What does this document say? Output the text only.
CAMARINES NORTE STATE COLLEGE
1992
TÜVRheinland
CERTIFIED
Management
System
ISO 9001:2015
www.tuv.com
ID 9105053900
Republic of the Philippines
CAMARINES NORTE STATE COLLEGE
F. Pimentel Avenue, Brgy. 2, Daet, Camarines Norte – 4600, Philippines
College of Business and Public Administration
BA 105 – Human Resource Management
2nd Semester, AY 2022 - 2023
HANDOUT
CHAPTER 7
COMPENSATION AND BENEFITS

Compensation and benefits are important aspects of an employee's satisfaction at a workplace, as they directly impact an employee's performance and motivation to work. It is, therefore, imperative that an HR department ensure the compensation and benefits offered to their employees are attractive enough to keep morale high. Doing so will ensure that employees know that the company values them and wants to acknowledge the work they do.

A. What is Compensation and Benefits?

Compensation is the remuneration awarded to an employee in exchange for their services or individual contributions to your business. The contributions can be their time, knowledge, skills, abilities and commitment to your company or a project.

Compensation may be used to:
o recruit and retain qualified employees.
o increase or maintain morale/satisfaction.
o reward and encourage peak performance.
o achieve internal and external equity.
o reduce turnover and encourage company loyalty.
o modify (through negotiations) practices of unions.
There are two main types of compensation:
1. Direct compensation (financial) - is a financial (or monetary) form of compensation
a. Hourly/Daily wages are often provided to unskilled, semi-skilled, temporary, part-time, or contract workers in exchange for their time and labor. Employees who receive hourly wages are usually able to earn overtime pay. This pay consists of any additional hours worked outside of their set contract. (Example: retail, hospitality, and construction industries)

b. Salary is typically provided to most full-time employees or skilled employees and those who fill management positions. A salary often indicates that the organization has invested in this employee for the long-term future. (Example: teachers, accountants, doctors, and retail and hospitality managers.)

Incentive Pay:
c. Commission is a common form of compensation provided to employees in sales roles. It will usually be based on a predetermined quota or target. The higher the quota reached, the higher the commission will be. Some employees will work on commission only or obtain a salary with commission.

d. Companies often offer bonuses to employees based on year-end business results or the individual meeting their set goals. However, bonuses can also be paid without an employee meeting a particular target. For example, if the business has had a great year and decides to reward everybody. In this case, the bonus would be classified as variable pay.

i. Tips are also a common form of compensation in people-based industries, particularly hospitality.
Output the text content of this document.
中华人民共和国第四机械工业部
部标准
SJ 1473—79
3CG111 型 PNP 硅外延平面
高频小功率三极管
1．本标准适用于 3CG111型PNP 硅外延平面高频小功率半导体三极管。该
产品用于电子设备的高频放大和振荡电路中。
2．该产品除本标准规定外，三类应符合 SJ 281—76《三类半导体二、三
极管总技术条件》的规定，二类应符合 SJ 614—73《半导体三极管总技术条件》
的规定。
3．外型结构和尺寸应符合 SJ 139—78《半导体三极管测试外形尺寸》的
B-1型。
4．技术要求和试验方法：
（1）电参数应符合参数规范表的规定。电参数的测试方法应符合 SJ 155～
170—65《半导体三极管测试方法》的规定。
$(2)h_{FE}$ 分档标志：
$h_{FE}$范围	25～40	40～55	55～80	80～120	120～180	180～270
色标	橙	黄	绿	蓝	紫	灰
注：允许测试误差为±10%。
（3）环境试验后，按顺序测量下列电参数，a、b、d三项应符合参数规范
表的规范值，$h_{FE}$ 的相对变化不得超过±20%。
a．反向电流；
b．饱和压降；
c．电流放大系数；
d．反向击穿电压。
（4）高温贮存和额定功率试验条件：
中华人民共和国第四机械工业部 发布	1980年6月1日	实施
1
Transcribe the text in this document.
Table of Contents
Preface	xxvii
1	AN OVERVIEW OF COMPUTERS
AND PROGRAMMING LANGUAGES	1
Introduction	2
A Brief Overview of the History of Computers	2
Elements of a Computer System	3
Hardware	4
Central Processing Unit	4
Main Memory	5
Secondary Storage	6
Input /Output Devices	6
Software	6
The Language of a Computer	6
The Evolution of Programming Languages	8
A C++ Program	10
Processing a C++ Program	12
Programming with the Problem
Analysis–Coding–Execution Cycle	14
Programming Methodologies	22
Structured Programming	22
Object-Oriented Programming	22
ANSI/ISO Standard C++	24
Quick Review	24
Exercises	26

□ □ □ □

§ **What the task asks**
Go over the entries above and say how many lines hold the string "only", with no other text.

§ **Completed exercise**
2